#### LISTED ENTRIES
****

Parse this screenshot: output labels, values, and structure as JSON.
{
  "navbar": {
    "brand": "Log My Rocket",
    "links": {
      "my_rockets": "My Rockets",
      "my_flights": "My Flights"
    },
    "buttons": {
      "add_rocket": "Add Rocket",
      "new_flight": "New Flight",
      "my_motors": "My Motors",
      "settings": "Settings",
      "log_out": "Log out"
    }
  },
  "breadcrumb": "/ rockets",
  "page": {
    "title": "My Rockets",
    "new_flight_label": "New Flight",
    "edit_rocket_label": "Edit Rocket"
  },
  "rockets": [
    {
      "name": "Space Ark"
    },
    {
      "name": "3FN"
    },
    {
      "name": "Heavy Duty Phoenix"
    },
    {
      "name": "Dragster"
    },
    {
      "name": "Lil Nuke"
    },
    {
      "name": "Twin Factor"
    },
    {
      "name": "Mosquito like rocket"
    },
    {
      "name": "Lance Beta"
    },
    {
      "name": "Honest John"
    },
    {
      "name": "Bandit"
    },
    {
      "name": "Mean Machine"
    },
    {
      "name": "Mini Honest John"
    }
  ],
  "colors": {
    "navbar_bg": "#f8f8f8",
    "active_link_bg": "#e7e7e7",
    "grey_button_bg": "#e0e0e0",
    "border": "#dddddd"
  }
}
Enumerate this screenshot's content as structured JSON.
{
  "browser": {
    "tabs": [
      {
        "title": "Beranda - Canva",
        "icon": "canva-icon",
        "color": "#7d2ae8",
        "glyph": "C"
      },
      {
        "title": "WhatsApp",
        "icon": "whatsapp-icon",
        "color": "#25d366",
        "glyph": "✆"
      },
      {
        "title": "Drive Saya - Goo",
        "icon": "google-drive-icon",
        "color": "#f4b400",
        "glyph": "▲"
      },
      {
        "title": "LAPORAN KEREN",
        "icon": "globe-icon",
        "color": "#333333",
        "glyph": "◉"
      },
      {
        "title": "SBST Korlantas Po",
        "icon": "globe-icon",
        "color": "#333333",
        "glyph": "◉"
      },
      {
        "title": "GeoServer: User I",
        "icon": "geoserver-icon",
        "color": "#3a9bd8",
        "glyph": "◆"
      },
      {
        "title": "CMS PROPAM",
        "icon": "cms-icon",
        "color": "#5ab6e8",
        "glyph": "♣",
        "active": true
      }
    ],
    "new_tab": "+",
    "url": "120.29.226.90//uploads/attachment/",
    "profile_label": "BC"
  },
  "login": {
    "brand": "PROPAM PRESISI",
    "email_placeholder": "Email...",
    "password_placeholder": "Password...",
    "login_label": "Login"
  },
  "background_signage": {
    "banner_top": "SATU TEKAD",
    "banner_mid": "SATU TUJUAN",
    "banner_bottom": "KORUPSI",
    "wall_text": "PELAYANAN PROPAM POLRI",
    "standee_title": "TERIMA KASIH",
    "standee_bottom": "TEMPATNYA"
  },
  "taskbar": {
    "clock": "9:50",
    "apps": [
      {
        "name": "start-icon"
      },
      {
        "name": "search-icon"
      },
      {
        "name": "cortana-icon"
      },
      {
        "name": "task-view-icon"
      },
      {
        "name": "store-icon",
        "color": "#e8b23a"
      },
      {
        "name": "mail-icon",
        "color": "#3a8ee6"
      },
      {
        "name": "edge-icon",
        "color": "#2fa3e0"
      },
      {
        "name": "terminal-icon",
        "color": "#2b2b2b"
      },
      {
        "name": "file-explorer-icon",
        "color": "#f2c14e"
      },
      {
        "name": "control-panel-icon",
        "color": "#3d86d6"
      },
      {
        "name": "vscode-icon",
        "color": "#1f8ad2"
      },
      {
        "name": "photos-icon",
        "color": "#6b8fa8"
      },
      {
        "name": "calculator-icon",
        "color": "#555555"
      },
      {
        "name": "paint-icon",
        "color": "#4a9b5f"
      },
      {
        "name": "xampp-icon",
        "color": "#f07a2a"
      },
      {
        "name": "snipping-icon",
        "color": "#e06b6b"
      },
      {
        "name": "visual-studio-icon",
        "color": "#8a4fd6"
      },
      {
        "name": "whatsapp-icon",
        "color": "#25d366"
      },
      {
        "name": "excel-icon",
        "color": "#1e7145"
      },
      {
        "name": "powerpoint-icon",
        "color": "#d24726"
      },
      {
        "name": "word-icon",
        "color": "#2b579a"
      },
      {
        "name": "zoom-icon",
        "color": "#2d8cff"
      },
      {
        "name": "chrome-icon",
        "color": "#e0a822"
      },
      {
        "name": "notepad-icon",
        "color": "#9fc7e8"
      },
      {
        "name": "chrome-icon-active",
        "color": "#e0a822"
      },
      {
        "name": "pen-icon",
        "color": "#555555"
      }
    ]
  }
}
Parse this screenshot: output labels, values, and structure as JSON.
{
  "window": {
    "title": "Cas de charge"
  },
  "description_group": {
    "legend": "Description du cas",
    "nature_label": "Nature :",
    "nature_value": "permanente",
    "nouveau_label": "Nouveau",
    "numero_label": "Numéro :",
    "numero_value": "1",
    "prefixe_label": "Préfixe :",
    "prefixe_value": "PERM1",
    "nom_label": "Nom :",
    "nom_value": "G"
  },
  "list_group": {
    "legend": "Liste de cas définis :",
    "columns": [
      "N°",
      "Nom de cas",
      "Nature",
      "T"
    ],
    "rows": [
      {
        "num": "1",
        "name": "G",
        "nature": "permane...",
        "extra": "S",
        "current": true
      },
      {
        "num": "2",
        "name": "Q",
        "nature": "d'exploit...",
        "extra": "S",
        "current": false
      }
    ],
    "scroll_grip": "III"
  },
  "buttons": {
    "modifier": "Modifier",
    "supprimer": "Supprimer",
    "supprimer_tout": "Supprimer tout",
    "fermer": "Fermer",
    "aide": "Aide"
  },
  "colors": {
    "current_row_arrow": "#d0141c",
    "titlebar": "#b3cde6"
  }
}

****

#### WHAT TO WORK ON
Gather up every line from the listing above in which the word "Honest" occurs.

#### SOLUTION
      "name": "Honest John"
      "name": "Mini Honest John"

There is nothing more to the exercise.